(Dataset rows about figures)
^^^^^^^^^^^^^^^^

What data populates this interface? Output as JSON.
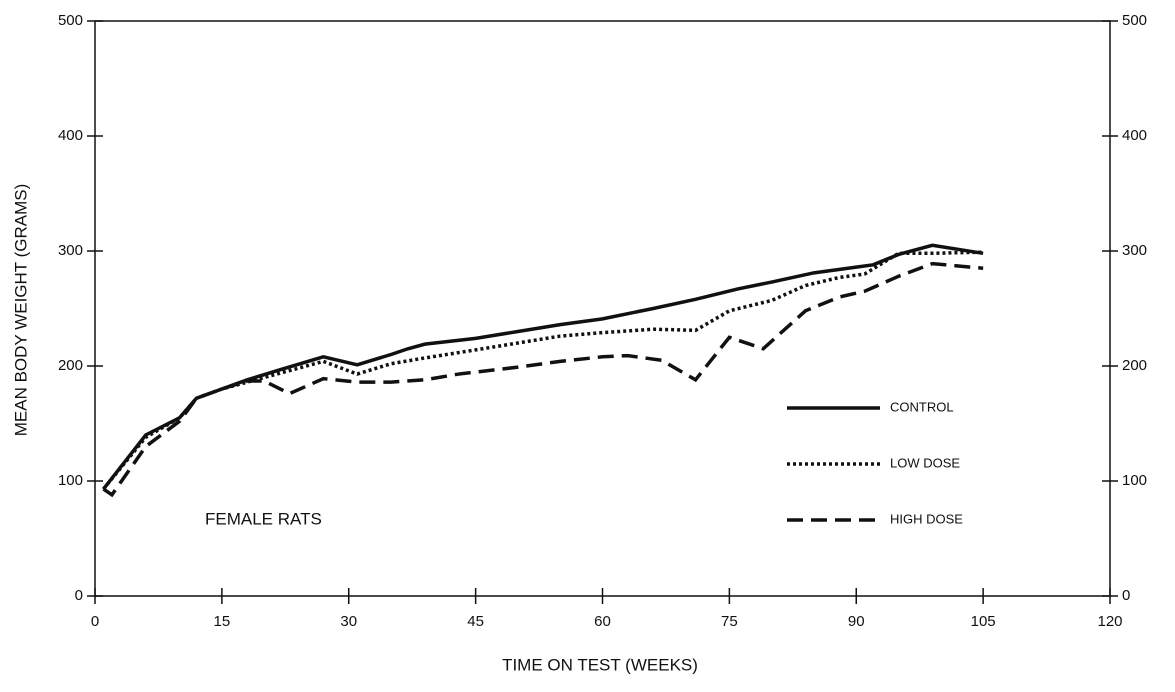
{
  "chart_data": {
    "type": "line",
    "xlabel": "TIME ON TEST (WEEKS)",
    "ylabel": "MEAN BODY WEIGHT (GRAMS)",
    "annotation": "FEMALE RATS",
    "xlim": [
      0,
      120
    ],
    "xticks": [
      0,
      15,
      30,
      45,
      60,
      75,
      90,
      105,
      120
    ],
    "ylim": [
      0,
      500
    ],
    "yticks": [
      0,
      100,
      200,
      300,
      400,
      500
    ],
    "right_axis": true,
    "legend": "right",
    "series": [
      {
        "name": "CONTROL",
        "color": "#111111",
        "style": "solid",
        "x": [
          1,
          6,
          10,
          12,
          15,
          18,
          22,
          27,
          31,
          35,
          37,
          39,
          45,
          50,
          55,
          60,
          66,
          71,
          76,
          80,
          85,
          90,
          92,
          95,
          99,
          105
        ],
        "values": [
          93,
          140,
          155,
          172,
          180,
          188,
          197,
          208,
          201,
          210,
          215,
          219,
          224,
          230,
          236,
          241,
          250,
          258,
          267,
          273,
          281,
          286,
          288,
          297,
          305,
          298
        ]
      },
      {
        "name": "LOW DOSE",
        "color": "#111111",
        "style": "dotted",
        "x": [
          1,
          6,
          10,
          12,
          15,
          18,
          22,
          27,
          31,
          35,
          39,
          45,
          50,
          55,
          60,
          66,
          71,
          75,
          80,
          84,
          88,
          91,
          95,
          99,
          105
        ],
        "values": [
          93,
          138,
          155,
          172,
          180,
          186,
          194,
          204,
          193,
          202,
          207,
          214,
          220,
          226,
          229,
          232,
          231,
          248,
          257,
          270,
          277,
          280,
          298,
          298,
          299
        ]
      },
      {
        "name": "HIGH DOSE",
        "color": "#111111",
        "style": "dashed",
        "x": [
          1,
          2,
          6,
          10,
          12,
          15,
          18,
          20,
          23,
          27,
          31,
          35,
          39,
          43,
          50,
          55,
          60,
          63,
          67,
          71,
          75,
          79,
          84,
          88,
          91,
          95,
          99,
          105
        ],
        "values": [
          93,
          88,
          130,
          152,
          172,
          180,
          187,
          187,
          176,
          189,
          186,
          186,
          188,
          193,
          199,
          204,
          208,
          209,
          205,
          188,
          225,
          215,
          248,
          260,
          265,
          278,
          289,
          285
        ]
      }
    ]
  }
}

^^^^^^^^^^^^^^^^

Identify each line in the entries with the word "name" and copy it.

COMPLETE ANSWER
        "name": "CONTROL",
        "name": "LOW DOSE",
        "name": "HIGH DOSE",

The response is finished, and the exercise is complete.